**Records shown**
.....

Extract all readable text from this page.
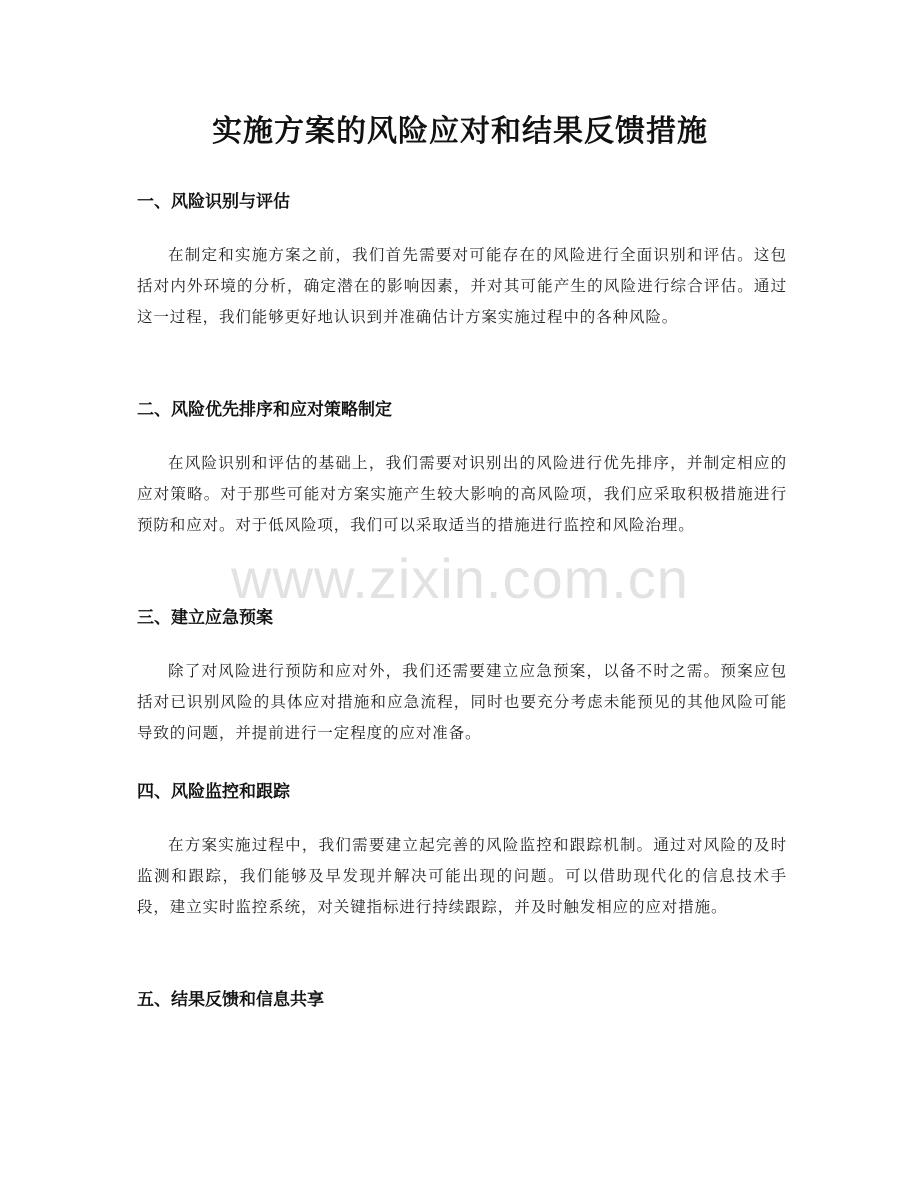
实施方案的风险应对和结果反馈措施
一、风险识别与评估

在制定和实施方案之前，我们首先需要对可能存在的风险进行全面识别和评估。这包括对内外环境的分析，确定潜在的影响因素，并对其可能产生的风险进行综合评估。通过这一过程，我们能够更好地认识到并准确估计方案实施过程中的各种风险。

二、风险优先排序和应对策略制定

在风险识别和评估的基础上，我们需要对识别出的风险进行优先排序，并制定相应的应对策略。对于那些可能对方案实施产生较大影响的高风险项，我们应采取积极措施进行预防和应对。对于低风险项，我们可以采取适当的措施进行监控和风险治理。

三、建立应急预案

除了对风险进行预防和应对外，我们还需要建立应急预案，以备不时之需。预案应包括对已识别风险的具体应对措施和应急流程，同时也要充分考虑未能预见的其他风险可能导致的问题，并提前进行一定程度的应对准备。

四、风险监控和跟踪

在方案实施过程中，我们需要建立起完善的风险监控和跟踪机制。通过对风险的及时监测和跟踪，我们能够及早发现并解决可能出现的问题。可以借助现代化的信息技术手段，建立实时监控系统，对关键指标进行持续跟踪，并及时触发相应的应对措施。

五、结果反馈和信息共享
www.zixin.com.cn
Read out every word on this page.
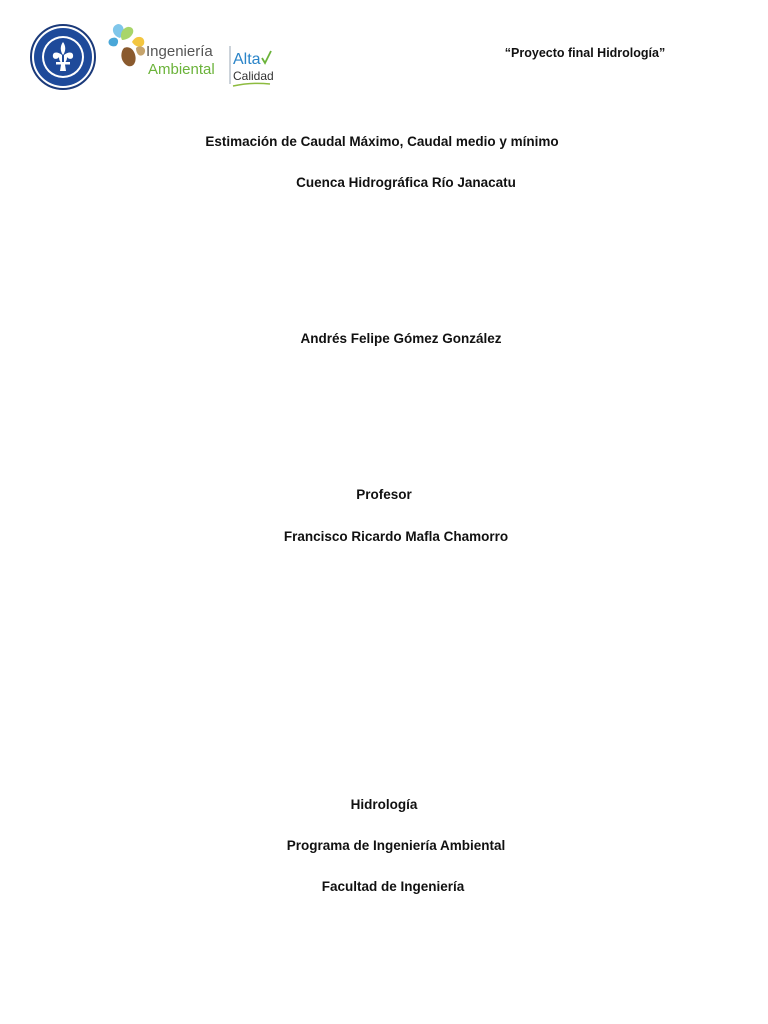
Ingeniería
Ambiental
Alta
Calidad
“Proyecto final Hidrología”
Estimación de Caudal Máximo, Caudal medio y mínimo
Cuenca Hidrográfica Río Janacatu
Andrés Felipe Gómez González
Profesor
Francisco Ricardo Mafla Chamorro
Hidrología
Programa de Ingeniería Ambiental
Facultad de Ingeniería
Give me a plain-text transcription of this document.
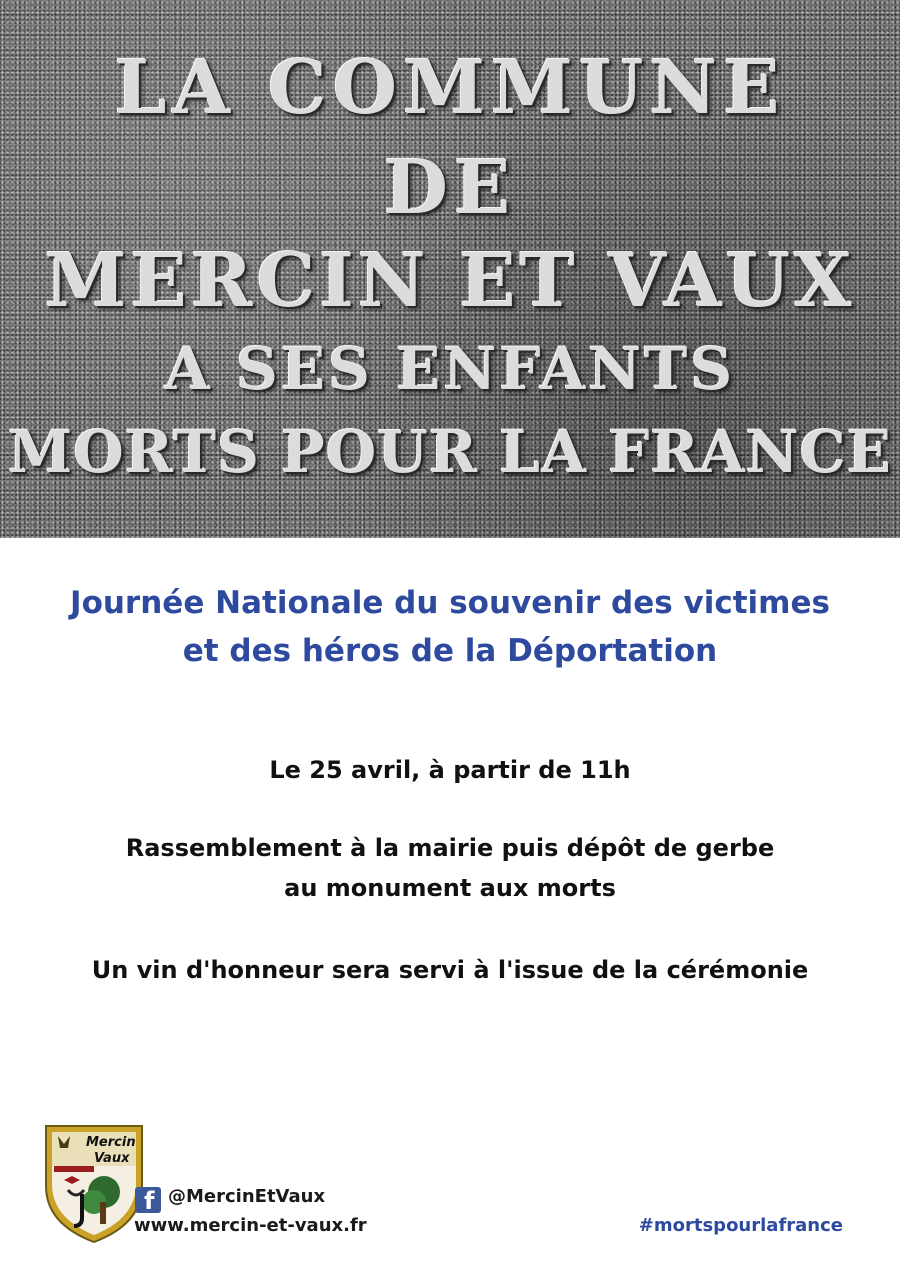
LA COMMUNE

DE

MERCIN ET VAUX

A SES ENFANTS

MORTS POUR LA FRANCE

Journée Nationale du souvenir des victimes
et des héros de la Déportation

Le 25 avril, à partir de 11h

Rassemblement à la mairie puis dépôt de gerbe

au monument aux morts

Un vin d'honneur sera servi à l'issue de la cérémonie

Mercin
Vaux
f @MercinEtVaux
www.mercin-et-vaux.fr	#mortspourlafrance
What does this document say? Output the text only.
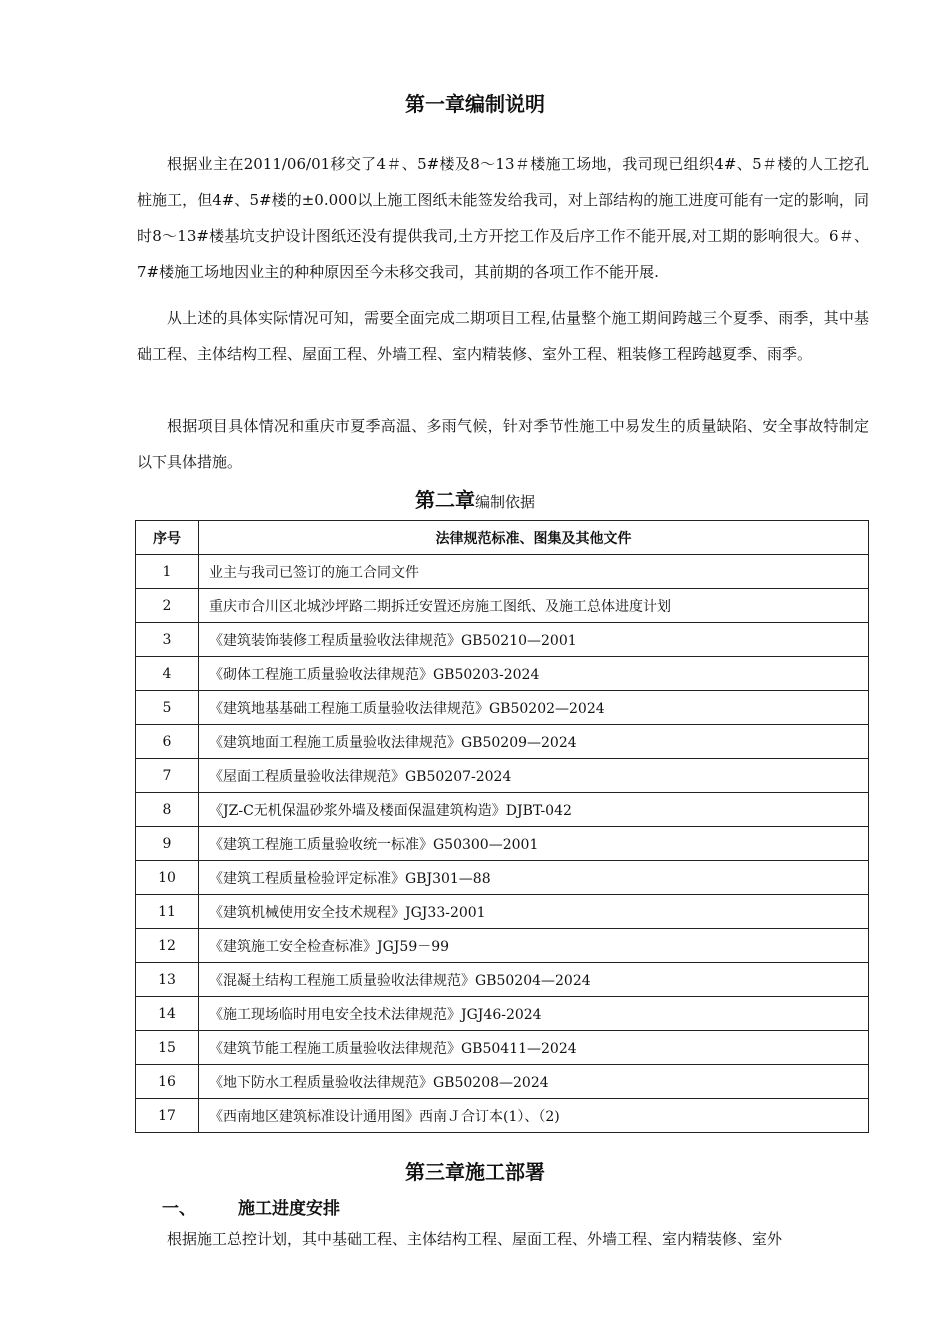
第一章编制说明

根据业主在2011/06/01移交了4＃、5#楼及8～13＃楼施工场地，我司现已组织4#、5＃楼的人工挖孔桩施工，但4#、5#楼的±0.000以上施工图纸未能签发给我司，对上部结构的施工进度可能有一定的影响，同时8～13#楼基坑支护设计图纸还没有提供我司,土方开挖工作及后序工作不能开展,对工期的影响很大。6＃、7#楼施工场地因业主的种种原因至今未移交我司，其前期的各项工作不能开展.

从上述的具体实际情况可知，需要全面完成二期项目工程,估量整个施工期间跨越三个夏季、雨季，其中基础工程、主体结构工程、屋面工程、外墙工程、室内精装修、室外工程、粗装修工程跨越夏季、雨季。

根据项目具体情况和重庆市夏季高温、多雨气候，针对季节性施工中易发生的质量缺陷、安全事故特制定以下具体措施。

第二章编制依据
序号	法律规范标准、图集及其他文件
1	业主与我司已签订的施工合同文件
2	重庆市合川区北城沙坪路二期拆迁安置还房施工图纸、及施工总体进度计划
3	《建筑装饰装修工程质量验收法律规范》GB50210—2001
4	《砌体工程施工质量验收法律规范》GB50203-2024
5	《建筑地基基础工程施工质量验收法律规范》GB50202—2024
6	《建筑地面工程施工质量验收法律规范》GB50209—2024
7	《屋面工程质量验收法律规范》GB50207-2024
8	《JZ-C无机保温砂浆外墙及楼面保温建筑构造》DJBT-042
9	《建筑工程施工质量验收统一标准》G50300—2001
10	《建筑工程质量检验评定标准》GBJ301—88
11	《建筑机械使用安全技术规程》JGJ33-2001
12	《建筑施工安全检查标准》JGJ59－99
13	《混凝土结构工程施工质量验收法律规范》GB50204—2024
14	《施工现场临时用电安全技术法律规范》JGJ46-2024
15	《建筑节能工程施工质量验收法律规范》GB50411—2024
16	《地下防水工程质量验收法律规范》GB50208—2024
17	《西南地区建筑标准设计通用图》西南Ｊ合订本(1）、（2)
第三章施工部署
一、 施工进度安排

根据施工总控计划，其中基础工程、主体结构工程、屋面工程、外墙工程、室内精装修、室外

.....

**Task directions**
Write the records above out again exactly, with no pictures in your copy.

**Response for this exercise**
Extract all readable text from this page.
实施方案的风险应对和结果反馈措施
一、风险识别与评估

在制定和实施方案之前，我们首先需要对可能存在的风险进行全面识别和评估。这包括对内外环境的分析，确定潜在的影响因素，并对其可能产生的风险进行综合评估。通过这一过程，我们能够更好地认识到并准确估计方案实施过程中的各种风险。

二、风险优先排序和应对策略制定

在风险识别和评估的基础上，我们需要对识别出的风险进行优先排序，并制定相应的应对策略。对于那些可能对方案实施产生较大影响的高风险项，我们应采取积极措施进行预防和应对。对于低风险项，我们可以采取适当的措施进行监控和风险治理。

三、建立应急预案

除了对风险进行预防和应对外，我们还需要建立应急预案，以备不时之需。预案应包括对已识别风险的具体应对措施和应急流程，同时也要充分考虑未能预见的其他风险可能导致的问题，并提前进行一定程度的应对准备。

四、风险监控和跟踪

在方案实施过程中，我们需要建立起完善的风险监控和跟踪机制。通过对风险的及时监测和跟踪，我们能够及早发现并解决可能出现的问题。可以借助现代化的信息技术手段，建立实时监控系统，对关键指标进行持续跟踪，并及时触发相应的应对措施。

五、结果反馈和信息共享
www.zixin.com.cn
Read out every word on this page.
Ingeniería
Ambiental
Alta
Calidad
“Proyecto final Hidrología”
Estimación de Caudal Máximo, Caudal medio y mínimo
Cuenca Hidrográfica Río Janacatu
Andrés Felipe Gómez González
Profesor
Francisco Ricardo Mafla Chamorro
Hidrología
Programa de Ingeniería Ambiental
Facultad de Ingeniería
Give me a plain-text transcription of this document.
LA COMMUNE

DE

MERCIN ET VAUX

A SES ENFANTS

MORTS POUR LA FRANCE

Journée Nationale du souvenir des victimes
et des héros de la Déportation

Le 25 avril, à partir de 11h

Rassemblement à la mairie puis dépôt de gerbe

au monument aux morts

Un vin d'honneur sera servi à l'issue de la cérémonie

Mercin
Vaux
f @MercinEtVaux
www.mercin-et-vaux.fr	#mortspourlafrance
What does this document say? Output the text only.
第一章编制说明

根据业主在2011/06/01移交了4＃、5#楼及8～13＃楼施工场地，我司现已组织4#、5＃楼的人工挖孔桩施工，但4#、5#楼的±0.000以上施工图纸未能签发给我司，对上部结构的施工进度可能有一定的影响，同时8～13#楼基坑支护设计图纸还没有提供我司,土方开挖工作及后序工作不能开展,对工期的影响很大。6＃、7#楼施工场地因业主的种种原因至今未移交我司，其前期的各项工作不能开展.

从上述的具体实际情况可知，需要全面完成二期项目工程,估量整个施工期间跨越三个夏季、雨季，其中基础工程、主体结构工程、屋面工程、外墙工程、室内精装修、室外工程、粗装修工程跨越夏季、雨季。

根据项目具体情况和重庆市夏季高温、多雨气候，针对季节性施工中易发生的质量缺陷、安全事故特制定以下具体措施。

第二章编制依据
序号	法律规范标准、图集及其他文件
1	业主与我司已签订的施工合同文件
2	重庆市合川区北城沙坪路二期拆迁安置还房施工图纸、及施工总体进度计划
3	《建筑装饰装修工程质量验收法律规范》GB50210—2001
4	《砌体工程施工质量验收法律规范》GB50203-2024
5	《建筑地基基础工程施工质量验收法律规范》GB50202—2024
6	《建筑地面工程施工质量验收法律规范》GB50209—2024
7	《屋面工程质量验收法律规范》GB50207-2024
8	《JZ-C无机保温砂浆外墙及楼面保温建筑构造》DJBT-042
9	《建筑工程施工质量验收统一标准》G50300—2001
10	《建筑工程质量检验评定标准》GBJ301—88
11	《建筑机械使用安全技术规程》JGJ33-2001
12	《建筑施工安全检查标准》JGJ59－99
13	《混凝土结构工程施工质量验收法律规范》GB50204—2024
14	《施工现场临时用电安全技术法律规范》JGJ46-2024
15	《建筑节能工程施工质量验收法律规范》GB50411—2024
16	《地下防水工程质量验收法律规范》GB50208—2024
17	《西南地区建筑标准设计通用图》西南Ｊ合订本(1）、（2)
第三章施工部署
一、 施工进度安排

根据施工总控计划，其中基础工程、主体结构工程、屋面工程、外墙工程、室内精装修、室外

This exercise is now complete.